**Problem statement**
Reproduce the lines below without any changes, from the line containing "histo-marker bbox=[204, 676, 217, 688]" through the last line of the records, both included.
━━ Data in this exercise
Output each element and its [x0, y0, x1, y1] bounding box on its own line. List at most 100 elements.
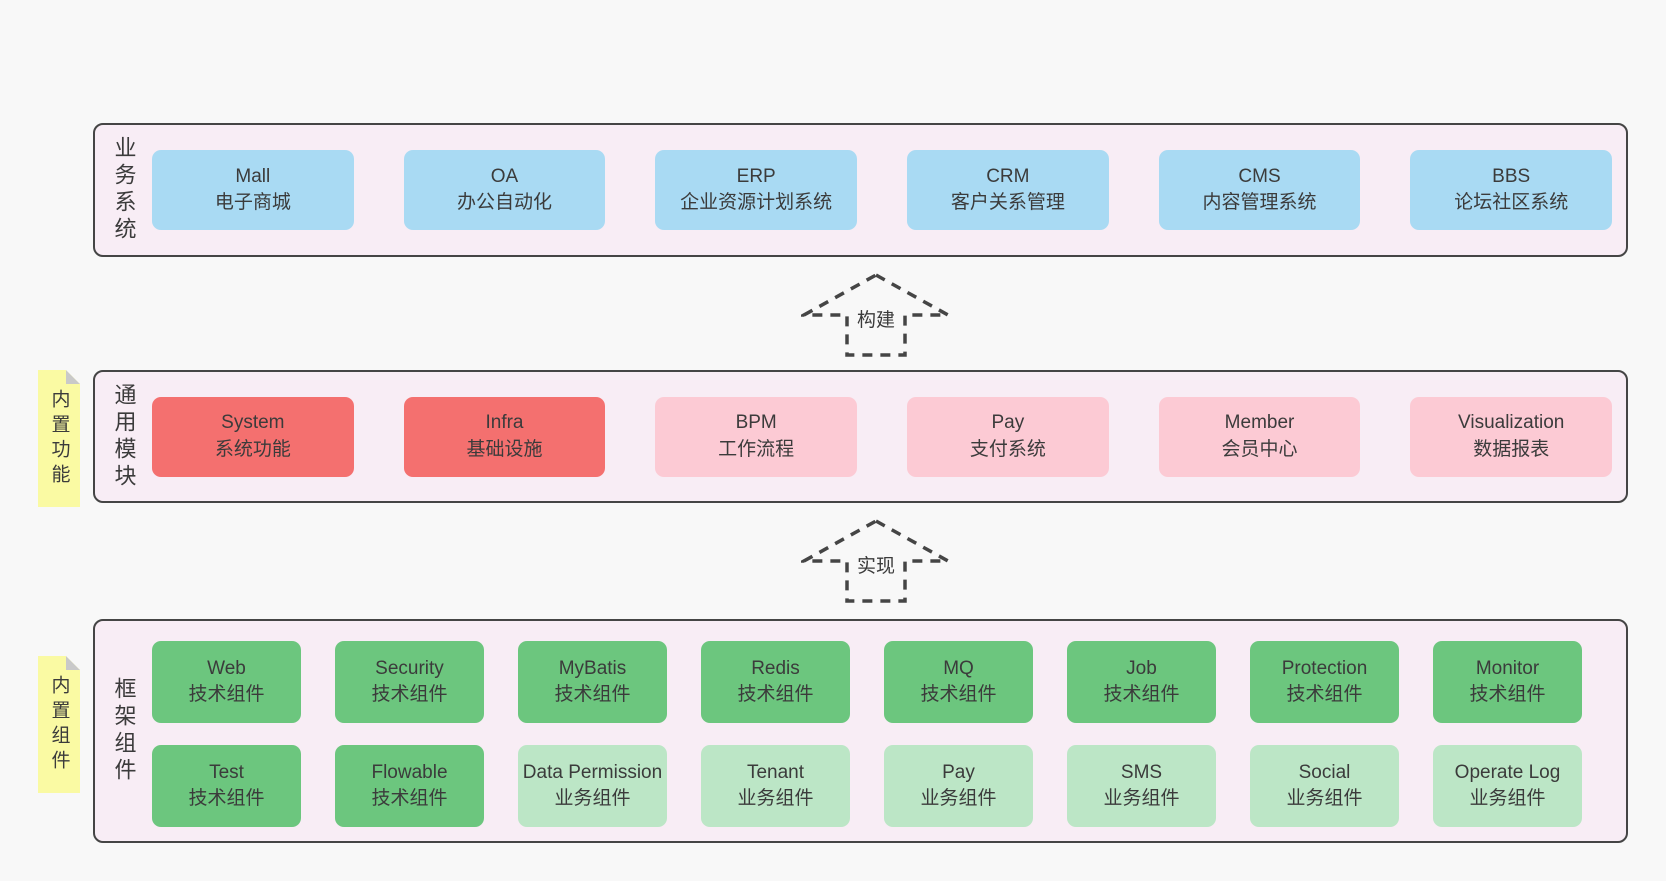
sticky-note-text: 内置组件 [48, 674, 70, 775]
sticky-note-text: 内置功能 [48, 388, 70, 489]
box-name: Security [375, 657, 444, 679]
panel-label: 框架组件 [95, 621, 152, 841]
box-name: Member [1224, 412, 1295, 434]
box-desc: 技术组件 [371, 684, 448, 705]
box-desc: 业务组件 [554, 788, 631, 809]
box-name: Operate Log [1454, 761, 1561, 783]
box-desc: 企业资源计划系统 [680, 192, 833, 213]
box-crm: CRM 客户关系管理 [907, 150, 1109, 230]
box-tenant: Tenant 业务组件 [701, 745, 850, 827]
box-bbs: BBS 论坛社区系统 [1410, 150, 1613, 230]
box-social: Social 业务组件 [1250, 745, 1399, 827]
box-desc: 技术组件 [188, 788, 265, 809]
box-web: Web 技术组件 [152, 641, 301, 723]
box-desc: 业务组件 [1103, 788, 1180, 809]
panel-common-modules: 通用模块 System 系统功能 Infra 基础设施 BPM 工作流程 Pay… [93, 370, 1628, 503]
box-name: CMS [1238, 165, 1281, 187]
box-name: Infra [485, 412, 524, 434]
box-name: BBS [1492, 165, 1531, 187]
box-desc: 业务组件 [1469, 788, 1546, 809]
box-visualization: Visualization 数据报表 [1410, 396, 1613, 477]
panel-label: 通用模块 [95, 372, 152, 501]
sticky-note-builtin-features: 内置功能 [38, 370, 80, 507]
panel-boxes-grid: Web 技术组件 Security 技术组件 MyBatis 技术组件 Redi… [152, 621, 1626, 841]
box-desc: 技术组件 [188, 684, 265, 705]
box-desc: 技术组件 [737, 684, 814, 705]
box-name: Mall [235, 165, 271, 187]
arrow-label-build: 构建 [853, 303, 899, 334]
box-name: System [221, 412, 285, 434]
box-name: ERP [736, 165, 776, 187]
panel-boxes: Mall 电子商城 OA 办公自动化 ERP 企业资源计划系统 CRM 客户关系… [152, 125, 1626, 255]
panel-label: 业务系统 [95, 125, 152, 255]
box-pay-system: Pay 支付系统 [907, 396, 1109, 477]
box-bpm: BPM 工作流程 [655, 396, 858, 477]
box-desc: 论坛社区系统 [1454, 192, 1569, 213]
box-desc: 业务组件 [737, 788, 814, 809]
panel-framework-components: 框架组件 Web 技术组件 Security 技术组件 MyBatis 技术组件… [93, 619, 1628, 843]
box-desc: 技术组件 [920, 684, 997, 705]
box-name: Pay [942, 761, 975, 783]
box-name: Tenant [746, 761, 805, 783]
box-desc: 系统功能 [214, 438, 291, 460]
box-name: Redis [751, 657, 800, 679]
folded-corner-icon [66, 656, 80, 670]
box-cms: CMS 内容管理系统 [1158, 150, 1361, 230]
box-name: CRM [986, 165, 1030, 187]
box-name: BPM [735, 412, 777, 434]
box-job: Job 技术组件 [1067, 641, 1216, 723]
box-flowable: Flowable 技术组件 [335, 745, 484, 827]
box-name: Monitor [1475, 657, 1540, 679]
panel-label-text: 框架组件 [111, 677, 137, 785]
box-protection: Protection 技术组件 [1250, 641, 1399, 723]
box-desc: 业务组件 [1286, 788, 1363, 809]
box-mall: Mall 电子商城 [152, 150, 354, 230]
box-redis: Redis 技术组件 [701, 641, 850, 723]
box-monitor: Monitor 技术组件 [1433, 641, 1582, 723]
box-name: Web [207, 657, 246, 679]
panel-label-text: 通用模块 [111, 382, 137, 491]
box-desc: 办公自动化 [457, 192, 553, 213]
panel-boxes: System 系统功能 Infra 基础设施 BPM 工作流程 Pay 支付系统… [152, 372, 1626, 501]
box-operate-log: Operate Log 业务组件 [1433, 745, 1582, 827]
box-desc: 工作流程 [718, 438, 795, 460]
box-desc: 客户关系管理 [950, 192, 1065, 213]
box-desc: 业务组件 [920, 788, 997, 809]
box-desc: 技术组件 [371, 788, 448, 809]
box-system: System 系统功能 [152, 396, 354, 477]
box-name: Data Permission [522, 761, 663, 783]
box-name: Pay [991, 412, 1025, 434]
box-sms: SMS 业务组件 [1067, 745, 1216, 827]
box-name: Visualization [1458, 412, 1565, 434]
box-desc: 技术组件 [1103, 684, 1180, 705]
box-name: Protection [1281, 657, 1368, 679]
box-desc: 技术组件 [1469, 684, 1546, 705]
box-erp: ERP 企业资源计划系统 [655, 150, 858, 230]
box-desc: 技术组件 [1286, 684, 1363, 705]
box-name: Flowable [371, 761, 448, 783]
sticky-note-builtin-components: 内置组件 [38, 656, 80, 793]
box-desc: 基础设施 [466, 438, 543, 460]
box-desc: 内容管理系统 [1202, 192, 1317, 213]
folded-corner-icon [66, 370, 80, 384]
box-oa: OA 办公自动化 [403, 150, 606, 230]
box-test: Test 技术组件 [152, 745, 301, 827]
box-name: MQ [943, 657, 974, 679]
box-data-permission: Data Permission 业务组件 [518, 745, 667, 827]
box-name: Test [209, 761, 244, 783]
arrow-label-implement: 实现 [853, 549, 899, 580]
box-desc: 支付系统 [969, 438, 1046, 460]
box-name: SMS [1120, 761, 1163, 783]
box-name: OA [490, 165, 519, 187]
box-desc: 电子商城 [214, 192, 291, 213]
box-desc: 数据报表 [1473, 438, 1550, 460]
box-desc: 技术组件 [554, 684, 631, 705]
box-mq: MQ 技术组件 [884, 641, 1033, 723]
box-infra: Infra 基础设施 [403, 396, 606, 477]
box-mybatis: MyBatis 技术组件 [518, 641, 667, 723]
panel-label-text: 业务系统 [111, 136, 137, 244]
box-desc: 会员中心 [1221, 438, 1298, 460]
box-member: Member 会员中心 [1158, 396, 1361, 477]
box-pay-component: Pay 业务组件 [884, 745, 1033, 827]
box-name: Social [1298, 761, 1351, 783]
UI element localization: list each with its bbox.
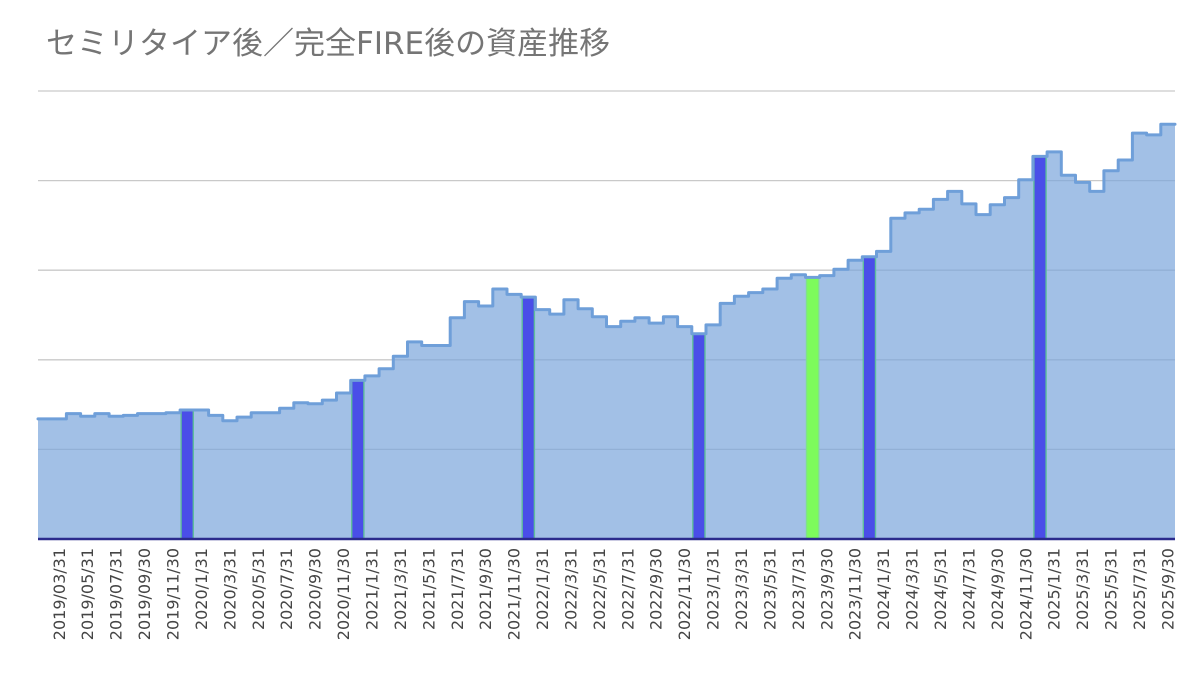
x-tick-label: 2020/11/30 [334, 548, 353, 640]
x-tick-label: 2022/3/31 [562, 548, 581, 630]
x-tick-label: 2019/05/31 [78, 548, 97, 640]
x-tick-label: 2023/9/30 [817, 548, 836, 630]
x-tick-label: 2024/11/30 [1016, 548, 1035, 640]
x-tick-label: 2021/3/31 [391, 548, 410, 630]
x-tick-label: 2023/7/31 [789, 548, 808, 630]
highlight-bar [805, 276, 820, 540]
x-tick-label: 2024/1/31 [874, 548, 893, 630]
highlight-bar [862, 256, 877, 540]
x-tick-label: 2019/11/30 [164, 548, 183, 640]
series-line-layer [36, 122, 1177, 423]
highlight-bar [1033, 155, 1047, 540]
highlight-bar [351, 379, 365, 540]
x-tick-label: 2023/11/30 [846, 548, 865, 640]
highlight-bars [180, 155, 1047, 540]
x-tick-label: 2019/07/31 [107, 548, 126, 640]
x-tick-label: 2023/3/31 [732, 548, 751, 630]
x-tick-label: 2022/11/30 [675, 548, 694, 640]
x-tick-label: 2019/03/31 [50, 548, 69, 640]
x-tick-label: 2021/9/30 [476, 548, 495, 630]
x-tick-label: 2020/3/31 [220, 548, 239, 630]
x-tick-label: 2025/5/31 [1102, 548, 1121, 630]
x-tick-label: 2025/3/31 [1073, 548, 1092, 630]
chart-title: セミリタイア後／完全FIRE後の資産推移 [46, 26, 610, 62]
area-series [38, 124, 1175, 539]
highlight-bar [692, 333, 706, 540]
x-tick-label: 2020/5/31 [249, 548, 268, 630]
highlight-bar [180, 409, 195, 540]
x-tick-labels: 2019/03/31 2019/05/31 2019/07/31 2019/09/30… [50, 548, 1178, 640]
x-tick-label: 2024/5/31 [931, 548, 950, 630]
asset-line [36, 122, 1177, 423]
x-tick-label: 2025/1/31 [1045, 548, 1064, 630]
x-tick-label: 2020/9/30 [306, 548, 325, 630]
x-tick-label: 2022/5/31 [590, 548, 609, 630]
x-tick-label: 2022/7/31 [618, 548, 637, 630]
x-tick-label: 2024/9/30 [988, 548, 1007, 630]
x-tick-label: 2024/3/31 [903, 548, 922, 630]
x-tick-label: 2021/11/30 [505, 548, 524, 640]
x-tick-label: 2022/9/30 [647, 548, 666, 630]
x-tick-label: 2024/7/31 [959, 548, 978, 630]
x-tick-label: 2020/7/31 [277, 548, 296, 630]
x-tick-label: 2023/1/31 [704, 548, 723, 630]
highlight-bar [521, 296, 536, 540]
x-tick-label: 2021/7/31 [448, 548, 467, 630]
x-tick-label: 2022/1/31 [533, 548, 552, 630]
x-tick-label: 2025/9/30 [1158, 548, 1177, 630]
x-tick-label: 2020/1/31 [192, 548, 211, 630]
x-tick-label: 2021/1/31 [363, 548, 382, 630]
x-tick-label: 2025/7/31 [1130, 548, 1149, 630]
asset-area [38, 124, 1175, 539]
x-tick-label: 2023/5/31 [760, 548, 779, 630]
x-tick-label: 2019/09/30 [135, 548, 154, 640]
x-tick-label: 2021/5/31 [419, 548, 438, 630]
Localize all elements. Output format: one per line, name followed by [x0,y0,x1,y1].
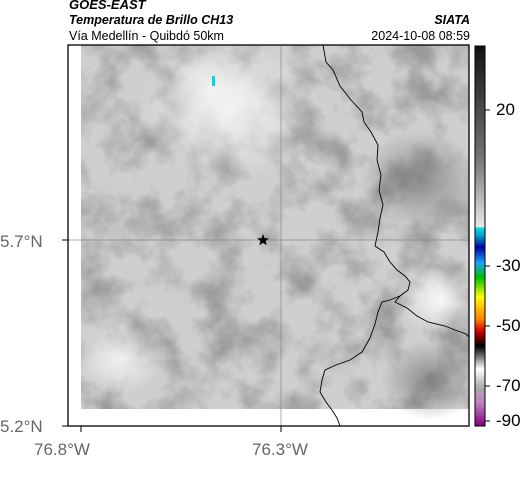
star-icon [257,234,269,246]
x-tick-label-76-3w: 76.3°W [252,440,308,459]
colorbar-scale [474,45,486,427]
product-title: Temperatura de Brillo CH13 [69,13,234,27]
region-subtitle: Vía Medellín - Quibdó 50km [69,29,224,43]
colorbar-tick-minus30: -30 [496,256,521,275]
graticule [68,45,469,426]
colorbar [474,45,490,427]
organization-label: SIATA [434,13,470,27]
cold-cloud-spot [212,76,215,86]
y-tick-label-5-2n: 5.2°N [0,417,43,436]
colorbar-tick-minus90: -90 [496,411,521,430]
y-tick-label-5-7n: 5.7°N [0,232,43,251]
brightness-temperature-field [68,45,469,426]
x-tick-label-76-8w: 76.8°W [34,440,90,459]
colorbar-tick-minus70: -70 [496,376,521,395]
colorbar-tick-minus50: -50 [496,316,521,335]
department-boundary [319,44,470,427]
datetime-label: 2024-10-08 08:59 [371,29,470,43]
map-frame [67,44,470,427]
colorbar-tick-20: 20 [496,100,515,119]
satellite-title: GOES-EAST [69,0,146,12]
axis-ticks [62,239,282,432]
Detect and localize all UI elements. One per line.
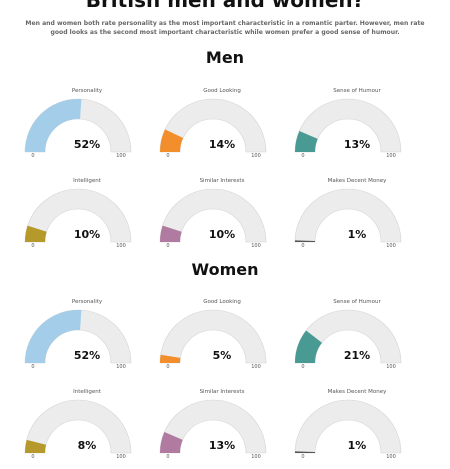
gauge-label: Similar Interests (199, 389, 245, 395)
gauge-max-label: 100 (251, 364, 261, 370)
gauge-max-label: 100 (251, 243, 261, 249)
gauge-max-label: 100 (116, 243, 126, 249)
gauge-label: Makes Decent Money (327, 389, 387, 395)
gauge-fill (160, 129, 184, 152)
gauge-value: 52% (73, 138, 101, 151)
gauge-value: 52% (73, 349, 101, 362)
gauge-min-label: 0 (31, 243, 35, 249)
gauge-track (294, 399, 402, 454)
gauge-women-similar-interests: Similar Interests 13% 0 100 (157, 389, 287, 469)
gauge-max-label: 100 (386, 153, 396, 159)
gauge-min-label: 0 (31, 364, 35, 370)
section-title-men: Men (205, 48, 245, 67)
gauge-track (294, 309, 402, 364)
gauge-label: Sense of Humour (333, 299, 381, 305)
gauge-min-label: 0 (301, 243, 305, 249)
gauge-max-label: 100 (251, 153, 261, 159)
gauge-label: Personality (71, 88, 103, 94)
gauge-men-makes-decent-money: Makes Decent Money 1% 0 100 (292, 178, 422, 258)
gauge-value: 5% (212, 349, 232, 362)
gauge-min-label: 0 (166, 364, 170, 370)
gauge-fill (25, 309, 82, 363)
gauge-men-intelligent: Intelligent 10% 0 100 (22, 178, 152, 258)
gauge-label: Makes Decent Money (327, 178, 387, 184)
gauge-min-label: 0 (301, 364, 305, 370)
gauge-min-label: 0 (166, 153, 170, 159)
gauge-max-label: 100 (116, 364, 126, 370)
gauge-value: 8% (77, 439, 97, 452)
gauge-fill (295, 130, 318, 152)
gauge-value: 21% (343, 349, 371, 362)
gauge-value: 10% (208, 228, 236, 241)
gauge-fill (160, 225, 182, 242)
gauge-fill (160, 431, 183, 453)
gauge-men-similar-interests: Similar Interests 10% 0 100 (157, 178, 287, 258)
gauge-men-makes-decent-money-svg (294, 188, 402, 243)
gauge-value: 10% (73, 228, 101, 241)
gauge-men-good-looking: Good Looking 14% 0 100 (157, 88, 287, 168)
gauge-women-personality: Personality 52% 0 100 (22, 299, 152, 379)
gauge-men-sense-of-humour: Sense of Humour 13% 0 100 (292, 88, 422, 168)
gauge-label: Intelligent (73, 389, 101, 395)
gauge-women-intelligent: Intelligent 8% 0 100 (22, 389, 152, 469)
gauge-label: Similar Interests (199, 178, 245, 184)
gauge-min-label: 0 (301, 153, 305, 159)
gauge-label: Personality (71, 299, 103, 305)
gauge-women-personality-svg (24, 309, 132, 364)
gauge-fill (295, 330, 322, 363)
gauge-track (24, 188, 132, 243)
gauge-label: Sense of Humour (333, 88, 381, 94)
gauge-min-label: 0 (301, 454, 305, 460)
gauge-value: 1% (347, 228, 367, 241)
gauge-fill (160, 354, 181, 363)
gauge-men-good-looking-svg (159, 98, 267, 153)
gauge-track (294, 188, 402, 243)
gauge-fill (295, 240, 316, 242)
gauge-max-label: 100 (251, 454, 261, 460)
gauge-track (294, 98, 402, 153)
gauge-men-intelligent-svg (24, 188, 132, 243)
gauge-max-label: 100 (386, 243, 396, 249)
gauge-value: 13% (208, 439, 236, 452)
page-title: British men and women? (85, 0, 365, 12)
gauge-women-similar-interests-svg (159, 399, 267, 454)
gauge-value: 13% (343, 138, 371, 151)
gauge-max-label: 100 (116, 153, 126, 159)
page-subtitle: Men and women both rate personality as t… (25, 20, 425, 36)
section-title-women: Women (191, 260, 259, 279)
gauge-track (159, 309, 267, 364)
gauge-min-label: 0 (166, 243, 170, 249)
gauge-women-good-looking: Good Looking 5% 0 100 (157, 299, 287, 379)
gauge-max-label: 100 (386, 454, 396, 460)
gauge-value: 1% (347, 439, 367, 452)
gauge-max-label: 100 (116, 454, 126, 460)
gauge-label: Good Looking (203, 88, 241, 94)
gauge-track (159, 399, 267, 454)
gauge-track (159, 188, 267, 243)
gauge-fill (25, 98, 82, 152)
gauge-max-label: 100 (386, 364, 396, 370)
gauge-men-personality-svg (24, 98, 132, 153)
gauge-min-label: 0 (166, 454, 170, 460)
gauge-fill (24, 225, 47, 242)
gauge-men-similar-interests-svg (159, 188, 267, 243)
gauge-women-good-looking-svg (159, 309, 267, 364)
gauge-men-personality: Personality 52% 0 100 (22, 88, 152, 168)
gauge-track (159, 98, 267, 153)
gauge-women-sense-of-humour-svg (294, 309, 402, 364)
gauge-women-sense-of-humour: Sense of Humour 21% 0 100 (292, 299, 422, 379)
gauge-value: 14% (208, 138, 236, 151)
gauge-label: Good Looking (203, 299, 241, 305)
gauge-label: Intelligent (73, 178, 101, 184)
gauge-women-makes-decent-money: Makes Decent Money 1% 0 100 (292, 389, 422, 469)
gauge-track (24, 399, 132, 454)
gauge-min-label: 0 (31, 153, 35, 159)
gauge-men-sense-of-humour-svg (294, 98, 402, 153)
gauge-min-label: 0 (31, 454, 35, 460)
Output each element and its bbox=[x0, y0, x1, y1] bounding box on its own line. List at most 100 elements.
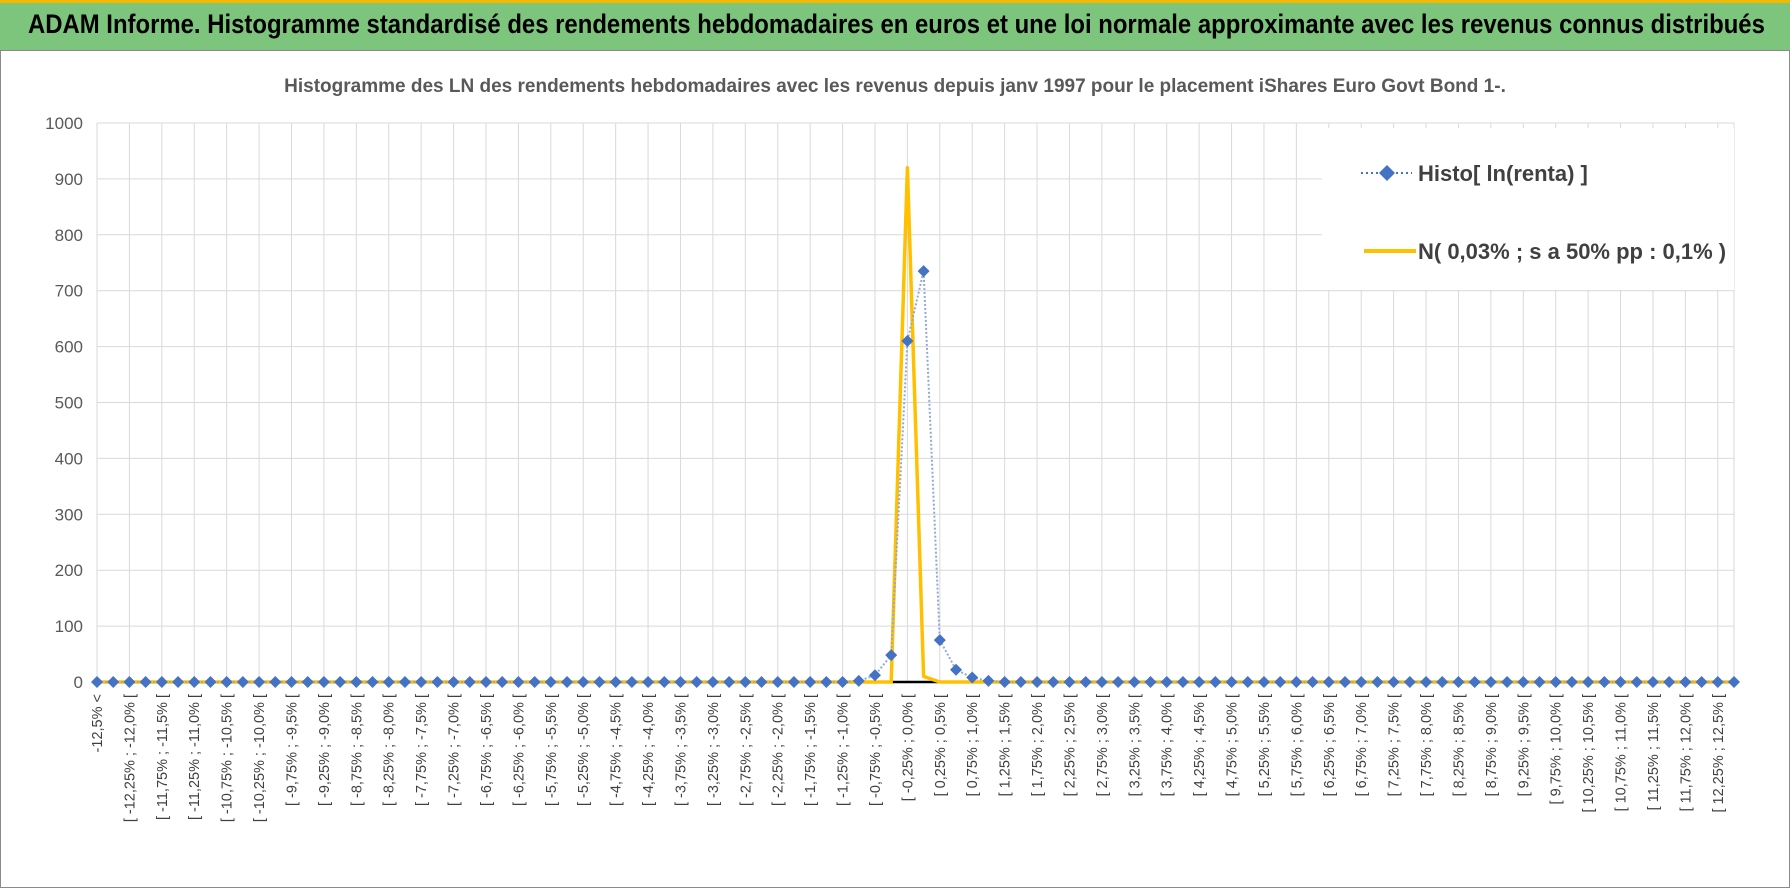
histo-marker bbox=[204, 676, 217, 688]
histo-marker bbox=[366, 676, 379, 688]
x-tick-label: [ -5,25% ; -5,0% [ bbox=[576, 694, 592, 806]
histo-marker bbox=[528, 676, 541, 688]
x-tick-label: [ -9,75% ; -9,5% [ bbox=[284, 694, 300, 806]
━━━━
**Answer**
histo-marker bbox=[204, 676, 217, 688]
histo-marker bbox=[366, 676, 379, 688]
x-tick-label: [ -5,25% ; -5,0% [ bbox=[576, 694, 592, 806]
histo-marker bbox=[528, 676, 541, 688]
x-tick-label: [ -9,75% ; -9,5% [ bbox=[284, 694, 300, 806]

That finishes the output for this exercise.